Records about charts and figures:
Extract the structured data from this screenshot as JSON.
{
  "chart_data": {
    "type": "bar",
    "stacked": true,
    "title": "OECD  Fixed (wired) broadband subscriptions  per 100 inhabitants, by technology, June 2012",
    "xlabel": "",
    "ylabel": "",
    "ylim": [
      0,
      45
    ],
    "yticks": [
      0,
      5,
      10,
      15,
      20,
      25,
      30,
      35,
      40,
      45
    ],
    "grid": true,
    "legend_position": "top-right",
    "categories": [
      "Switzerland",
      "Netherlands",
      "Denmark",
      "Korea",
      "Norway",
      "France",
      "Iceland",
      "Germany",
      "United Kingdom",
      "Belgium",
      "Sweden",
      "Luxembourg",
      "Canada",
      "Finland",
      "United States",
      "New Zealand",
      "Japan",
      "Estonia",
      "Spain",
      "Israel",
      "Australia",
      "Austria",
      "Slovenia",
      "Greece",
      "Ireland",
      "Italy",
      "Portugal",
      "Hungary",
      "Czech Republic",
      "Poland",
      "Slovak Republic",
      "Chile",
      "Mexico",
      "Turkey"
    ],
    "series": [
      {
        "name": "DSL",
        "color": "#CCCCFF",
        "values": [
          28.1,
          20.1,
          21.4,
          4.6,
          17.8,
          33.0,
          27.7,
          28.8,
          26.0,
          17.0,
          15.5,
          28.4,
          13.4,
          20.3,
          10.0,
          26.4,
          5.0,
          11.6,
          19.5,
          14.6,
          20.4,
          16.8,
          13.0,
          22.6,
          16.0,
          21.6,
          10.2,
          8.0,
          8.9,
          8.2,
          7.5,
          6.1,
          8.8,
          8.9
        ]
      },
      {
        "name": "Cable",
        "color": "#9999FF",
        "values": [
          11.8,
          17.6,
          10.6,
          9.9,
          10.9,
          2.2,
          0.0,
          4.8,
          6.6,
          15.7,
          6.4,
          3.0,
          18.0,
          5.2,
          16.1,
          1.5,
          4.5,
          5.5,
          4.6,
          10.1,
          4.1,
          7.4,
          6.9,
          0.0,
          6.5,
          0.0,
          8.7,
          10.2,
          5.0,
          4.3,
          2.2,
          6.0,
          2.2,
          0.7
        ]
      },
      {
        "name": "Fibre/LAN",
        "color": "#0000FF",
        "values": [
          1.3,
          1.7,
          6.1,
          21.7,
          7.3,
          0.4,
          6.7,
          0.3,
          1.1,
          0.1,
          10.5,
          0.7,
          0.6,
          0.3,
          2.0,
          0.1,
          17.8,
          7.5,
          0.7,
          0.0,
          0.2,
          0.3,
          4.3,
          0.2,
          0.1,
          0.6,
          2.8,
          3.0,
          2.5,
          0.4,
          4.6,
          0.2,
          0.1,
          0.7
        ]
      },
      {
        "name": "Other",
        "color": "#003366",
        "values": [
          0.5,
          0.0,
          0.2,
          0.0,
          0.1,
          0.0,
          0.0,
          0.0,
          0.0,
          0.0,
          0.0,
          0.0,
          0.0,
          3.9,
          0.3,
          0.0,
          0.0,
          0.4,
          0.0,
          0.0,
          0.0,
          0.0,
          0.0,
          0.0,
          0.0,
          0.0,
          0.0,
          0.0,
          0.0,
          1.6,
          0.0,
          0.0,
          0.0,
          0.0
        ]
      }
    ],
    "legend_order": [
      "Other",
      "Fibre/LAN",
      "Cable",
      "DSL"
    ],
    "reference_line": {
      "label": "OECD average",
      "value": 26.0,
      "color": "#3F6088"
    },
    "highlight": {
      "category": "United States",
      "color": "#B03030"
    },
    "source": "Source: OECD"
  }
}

The request>
Restate every line of the data word for word.

Final result>
Extract the structured data from this screenshot as JSON.
{
  "chart_data": {
    "type": "bar",
    "stacked": true,
    "title": "OECD  Fixed (wired) broadband subscriptions  per 100 inhabitants, by technology, June 2012",
    "xlabel": "",
    "ylabel": "",
    "ylim": [
      0,
      45
    ],
    "yticks": [
      0,
      5,
      10,
      15,
      20,
      25,
      30,
      35,
      40,
      45
    ],
    "grid": true,
    "legend_position": "top-right",
    "categories": [
      "Switzerland",
      "Netherlands",
      "Denmark",
      "Korea",
      "Norway",
      "France",
      "Iceland",
      "Germany",
      "United Kingdom",
      "Belgium",
      "Sweden",
      "Luxembourg",
      "Canada",
      "Finland",
      "United States",
      "New Zealand",
      "Japan",
      "Estonia",
      "Spain",
      "Israel",
      "Australia",
      "Austria",
      "Slovenia",
      "Greece",
      "Ireland",
      "Italy",
      "Portugal",
      "Hungary",
      "Czech Republic",
      "Poland",
      "Slovak Republic",
      "Chile",
      "Mexico",
      "Turkey"
    ],
    "series": [
      {
        "name": "DSL",
        "color": "#CCCCFF",
        "values": [
          28.1,
          20.1,
          21.4,
          4.6,
          17.8,
          33.0,
          27.7,
          28.8,
          26.0,
          17.0,
          15.5,
          28.4,
          13.4,
          20.3,
          10.0,
          26.4,
          5.0,
          11.6,
          19.5,
          14.6,
          20.4,
          16.8,
          13.0,
          22.6,
          16.0,
          21.6,
          10.2,
          8.0,
          8.9,
          8.2,
          7.5,
          6.1,
          8.8,
          8.9
        ]
      },
      {
        "name": "Cable",
        "color": "#9999FF",
        "values": [
          11.8,
          17.6,
          10.6,
          9.9,
          10.9,
          2.2,
          0.0,
          4.8,
          6.6,
          15.7,
          6.4,
          3.0,
          18.0,
          5.2,
          16.1,
          1.5,
          4.5,
          5.5,
          4.6,
          10.1,
          4.1,
          7.4,
          6.9,
          0.0,
          6.5,
          0.0,
          8.7,
          10.2,
          5.0,
          4.3,
          2.2,
          6.0,
          2.2,
          0.7
        ]
      },
      {
        "name": "Fibre/LAN",
        "color": "#0000FF",
        "values": [
          1.3,
          1.7,
          6.1,
          21.7,
          7.3,
          0.4,
          6.7,
          0.3,
          1.1,
          0.1,
          10.5,
          0.7,
          0.6,
          0.3,
          2.0,
          0.1,
          17.8,
          7.5,
          0.7,
          0.0,
          0.2,
          0.3,
          4.3,
          0.2,
          0.1,
          0.6,
          2.8,
          3.0,
          2.5,
          0.4,
          4.6,
          0.2,
          0.1,
          0.7
        ]
      },
      {
        "name": "Other",
        "color": "#003366",
        "values": [
          0.5,
          0.0,
          0.2,
          0.0,
          0.1,
          0.0,
          0.0,
          0.0,
          0.0,
          0.0,
          0.0,
          0.0,
          0.0,
          3.9,
          0.3,
          0.0,
          0.0,
          0.4,
          0.0,
          0.0,
          0.0,
          0.0,
          0.0,
          0.0,
          0.0,
          0.0,
          0.0,
          0.0,
          0.0,
          1.6,
          0.0,
          0.0,
          0.0,
          0.0
        ]
      }
    ],
    "legend_order": [
      "Other",
      "Fibre/LAN",
      "Cable",
      "DSL"
    ],
    "reference_line": {
      "label": "OECD average",
      "value": 26.0,
      "color": "#3F6088"
    },
    "highlight": {
      "category": "United States",
      "color": "#B03030"
    },
    "source": "Source: OECD"
  }
}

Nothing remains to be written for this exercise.